### WHAT THE TASK ASKS:
Find the lines with "Karı" in them and copy them out.

### MATERIAL SUPPLIED:
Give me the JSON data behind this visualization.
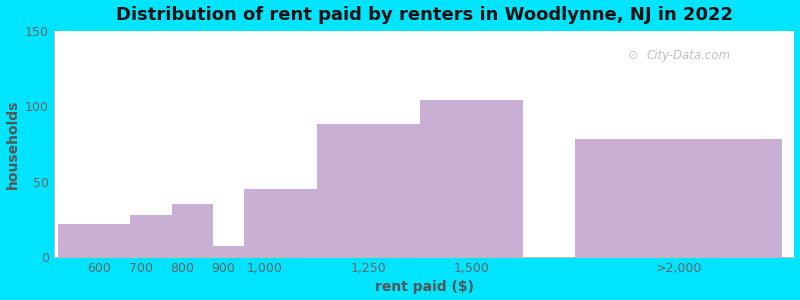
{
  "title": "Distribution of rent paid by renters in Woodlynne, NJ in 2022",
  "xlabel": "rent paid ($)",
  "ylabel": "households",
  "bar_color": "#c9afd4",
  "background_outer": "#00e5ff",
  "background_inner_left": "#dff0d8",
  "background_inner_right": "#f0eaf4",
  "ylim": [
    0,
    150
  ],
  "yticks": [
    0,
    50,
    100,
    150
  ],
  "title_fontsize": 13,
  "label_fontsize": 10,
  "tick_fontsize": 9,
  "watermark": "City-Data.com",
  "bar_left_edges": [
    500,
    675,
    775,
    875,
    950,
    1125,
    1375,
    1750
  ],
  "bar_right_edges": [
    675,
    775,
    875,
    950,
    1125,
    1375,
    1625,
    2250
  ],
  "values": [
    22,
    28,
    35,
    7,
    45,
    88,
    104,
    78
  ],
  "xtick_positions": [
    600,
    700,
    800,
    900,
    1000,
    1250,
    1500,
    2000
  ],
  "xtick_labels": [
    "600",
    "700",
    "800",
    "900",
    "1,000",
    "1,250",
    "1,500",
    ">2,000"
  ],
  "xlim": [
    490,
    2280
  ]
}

---

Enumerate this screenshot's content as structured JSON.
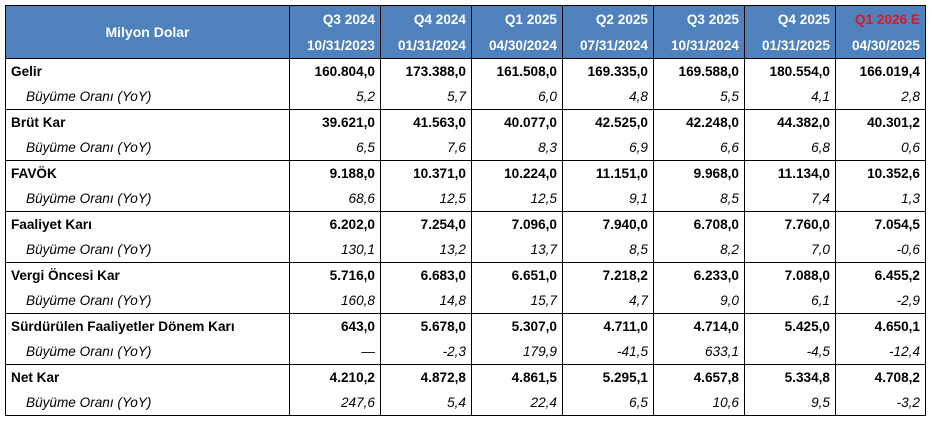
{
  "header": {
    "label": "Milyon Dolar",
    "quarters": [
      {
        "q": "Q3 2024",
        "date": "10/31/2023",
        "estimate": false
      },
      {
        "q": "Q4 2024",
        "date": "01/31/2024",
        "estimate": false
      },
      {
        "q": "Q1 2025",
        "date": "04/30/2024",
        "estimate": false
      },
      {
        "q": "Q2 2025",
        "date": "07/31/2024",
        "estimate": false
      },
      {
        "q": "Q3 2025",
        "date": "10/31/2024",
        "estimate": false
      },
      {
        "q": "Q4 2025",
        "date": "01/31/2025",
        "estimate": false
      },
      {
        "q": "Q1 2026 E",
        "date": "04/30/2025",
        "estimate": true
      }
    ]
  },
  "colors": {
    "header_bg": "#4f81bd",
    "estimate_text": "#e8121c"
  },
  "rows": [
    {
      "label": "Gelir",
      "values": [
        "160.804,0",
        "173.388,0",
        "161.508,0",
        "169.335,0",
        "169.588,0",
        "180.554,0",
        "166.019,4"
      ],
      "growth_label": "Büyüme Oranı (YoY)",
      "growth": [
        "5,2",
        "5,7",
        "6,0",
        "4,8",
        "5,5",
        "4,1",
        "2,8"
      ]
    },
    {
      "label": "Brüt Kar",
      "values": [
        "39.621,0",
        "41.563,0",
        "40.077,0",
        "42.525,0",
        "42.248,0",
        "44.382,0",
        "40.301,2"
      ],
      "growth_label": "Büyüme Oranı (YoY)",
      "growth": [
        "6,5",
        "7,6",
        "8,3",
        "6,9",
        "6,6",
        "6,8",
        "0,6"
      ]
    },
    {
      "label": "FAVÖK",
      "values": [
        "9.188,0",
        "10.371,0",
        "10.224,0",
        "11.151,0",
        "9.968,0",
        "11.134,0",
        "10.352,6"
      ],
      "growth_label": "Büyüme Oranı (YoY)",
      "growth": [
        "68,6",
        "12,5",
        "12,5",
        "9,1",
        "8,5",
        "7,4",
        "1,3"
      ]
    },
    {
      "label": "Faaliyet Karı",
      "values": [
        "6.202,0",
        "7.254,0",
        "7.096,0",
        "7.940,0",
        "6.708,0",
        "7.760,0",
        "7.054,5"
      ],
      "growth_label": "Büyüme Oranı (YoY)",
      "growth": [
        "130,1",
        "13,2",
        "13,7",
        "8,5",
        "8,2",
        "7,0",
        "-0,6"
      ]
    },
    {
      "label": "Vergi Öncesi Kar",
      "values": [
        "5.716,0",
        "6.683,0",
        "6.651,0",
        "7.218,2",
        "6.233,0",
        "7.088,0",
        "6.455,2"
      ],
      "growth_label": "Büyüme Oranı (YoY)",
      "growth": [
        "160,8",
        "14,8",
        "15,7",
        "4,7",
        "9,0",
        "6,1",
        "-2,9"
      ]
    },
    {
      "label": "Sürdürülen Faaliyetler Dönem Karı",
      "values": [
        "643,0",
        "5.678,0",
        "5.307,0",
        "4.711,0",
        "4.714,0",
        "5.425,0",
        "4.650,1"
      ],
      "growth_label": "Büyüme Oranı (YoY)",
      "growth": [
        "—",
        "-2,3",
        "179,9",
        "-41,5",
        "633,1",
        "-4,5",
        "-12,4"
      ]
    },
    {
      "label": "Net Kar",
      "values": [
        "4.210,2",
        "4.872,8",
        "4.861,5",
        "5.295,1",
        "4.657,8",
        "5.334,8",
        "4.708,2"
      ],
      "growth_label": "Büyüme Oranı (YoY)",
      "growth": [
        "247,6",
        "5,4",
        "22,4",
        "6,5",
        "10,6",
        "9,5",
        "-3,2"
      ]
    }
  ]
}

### RESPONSE BELOW:
      "label": "Faaliyet Karı",
      "label": "Sürdürülen Faaliyetler Dönem Karı",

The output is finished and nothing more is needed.